++++ Bacaan yang Ditampilkan ++++

Sejumlah pengunjung mengamati Alquran berukuran raksasa yang dipamerkan di selasar Masjid Istiqlal, Jakarta, Rabu (22/2). Pameran yang digelar dalam rangka perayaan Milad ke-39 Masjid Istiqlal tersebut menampilkan berbagai dokumentasi sejarah, meliputi mushaf Al-Quran, kaligrafi, serta artefak kerajaan Islam di Nusantara. AKTUAL/Tino Oktaviano
Sejumlah pengunjung mengamati Alquran berukuran raksasa yang dipamerkan di selasar Masjid Istiqlal, Jakarta, Rabu (22/2). Pameran yang digelar dalam rangka perayaan Milad ke-39 Masjid Istiqlal tersebut menampilkan berbagai dokumentasi sejarah, meliputi mushaf Al-Quran, kaligrafi, serta artefak kerajaan Islam di Nusantara. AKTUAL/Tino Oktaviano

Jakarta, aktual.com – Pada bahasan tematik ayat tentang puasa Ramadhan yaitu surat Al-Baqarah ayat 183 sampai dengan 187, yang menarik Allah SWT baru menyebut kata Ramadhan pada ayat 185 diiringi dengan kata Al-Qur’an. Sebelum dan sesudah ayat tersebut, tidak disebut kata Ramadhan. Allah SWT berfirman:

شَهْرُ رَمَضَانَ الَّذِي أُنْزِلَ فِيهِ الْقُرْآنُ هُدًى لِلنَّاسِ وَبَيِّنَاتٍ مِنَ الْهُدَىٰ وَالْفُرْقَانِ

Artinya: “bulan Ramadhan, bulan yang di dalamnya diturunkan (permulaan) Al Quran sebagai petunjuk bagi manusia dan penjelasan-penjelasan mengenai petunjuk itu dan pembeda (antara yang hak dan yang bathil)”. (QS. Al-Baqarah: 185).

++++ Data yang Diberikan ++++

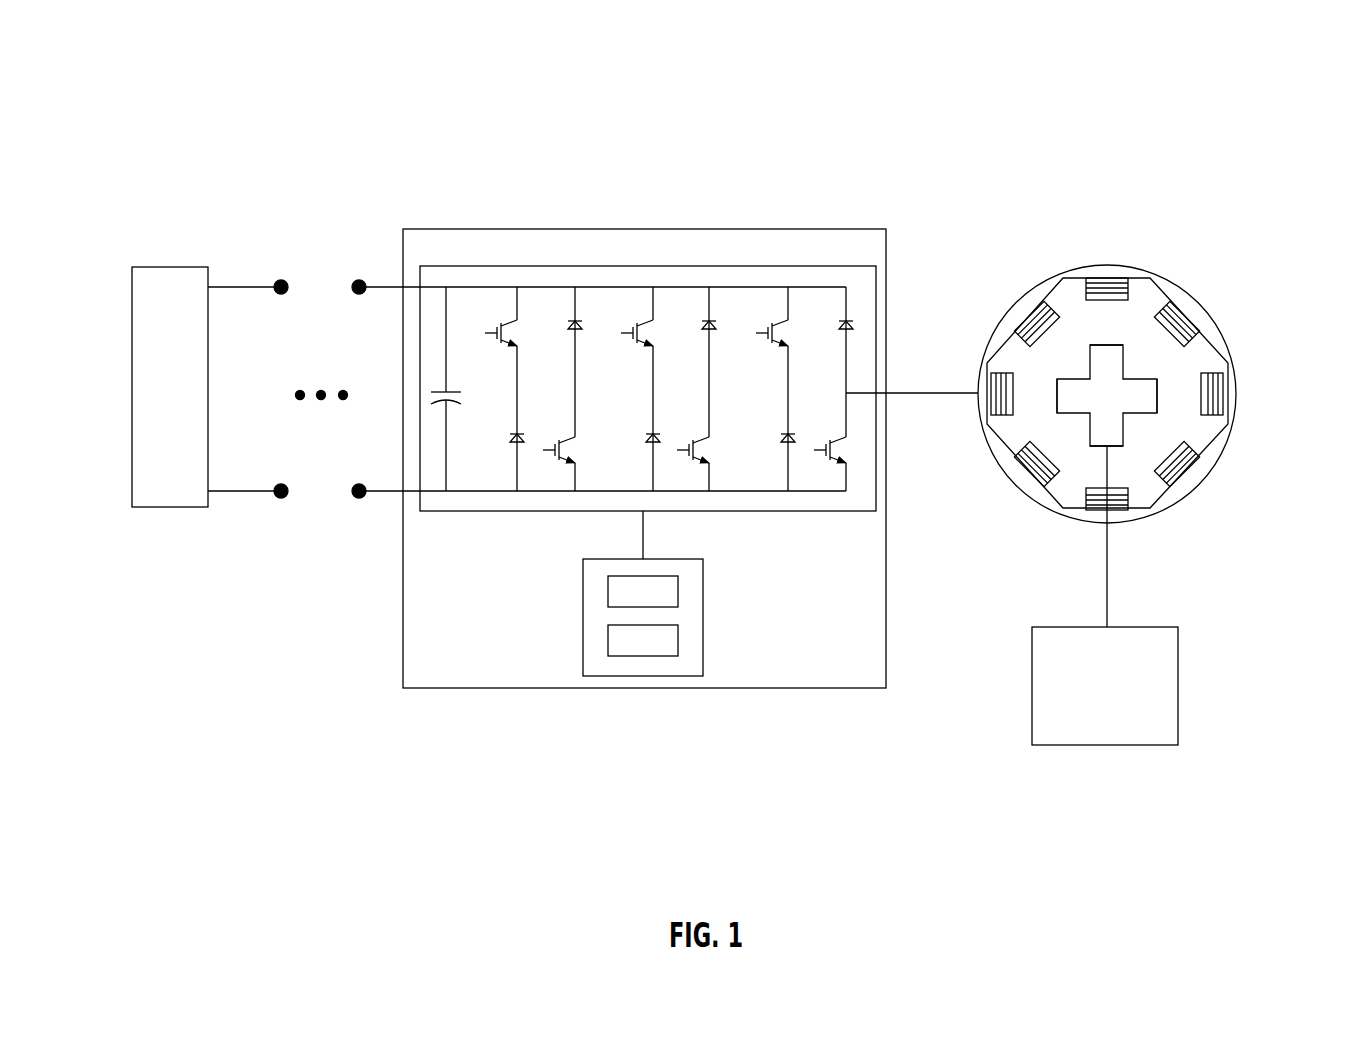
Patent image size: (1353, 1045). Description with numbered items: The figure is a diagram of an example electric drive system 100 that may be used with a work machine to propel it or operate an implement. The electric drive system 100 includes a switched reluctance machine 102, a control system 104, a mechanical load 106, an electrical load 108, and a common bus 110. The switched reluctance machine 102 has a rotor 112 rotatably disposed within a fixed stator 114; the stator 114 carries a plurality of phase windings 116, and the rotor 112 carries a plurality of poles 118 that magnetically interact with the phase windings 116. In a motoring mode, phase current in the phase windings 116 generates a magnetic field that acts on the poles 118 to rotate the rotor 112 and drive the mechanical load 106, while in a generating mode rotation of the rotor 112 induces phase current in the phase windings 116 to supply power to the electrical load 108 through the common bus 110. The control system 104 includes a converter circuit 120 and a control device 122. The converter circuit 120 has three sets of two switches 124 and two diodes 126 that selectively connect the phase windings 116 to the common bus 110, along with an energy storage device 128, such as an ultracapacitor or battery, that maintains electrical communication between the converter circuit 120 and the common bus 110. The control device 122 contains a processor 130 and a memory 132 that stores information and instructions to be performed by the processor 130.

++++

Salinlah dengan tepat bagian bacaan tentang ayat puasa Ramadhan yang dibuka dengan kata-kata “شَهْرُ رَمَضَانَ الَّذِي” dan ditutup dengan “(QS. Al-Baqarah: 185).”.

شَهْرُ رَمَضَانَ الَّذِي أُنْزِلَ فِيهِ الْقُرْآنُ هُدًى لِلنَّاسِ وَبَيِّنَاتٍ مِنَ الْهُدَىٰ وَالْفُرْقَانِ

Artinya: “bulan Ramadhan, bulan yang di dalamnya diturunkan (permulaan) Al Quran sebagai petunjuk bagi manusia dan penjelasan-penjelasan mengenai petunjuk itu dan pembeda (antara yang hak dan yang bathil)”. (QS. Al-Baqarah: 185).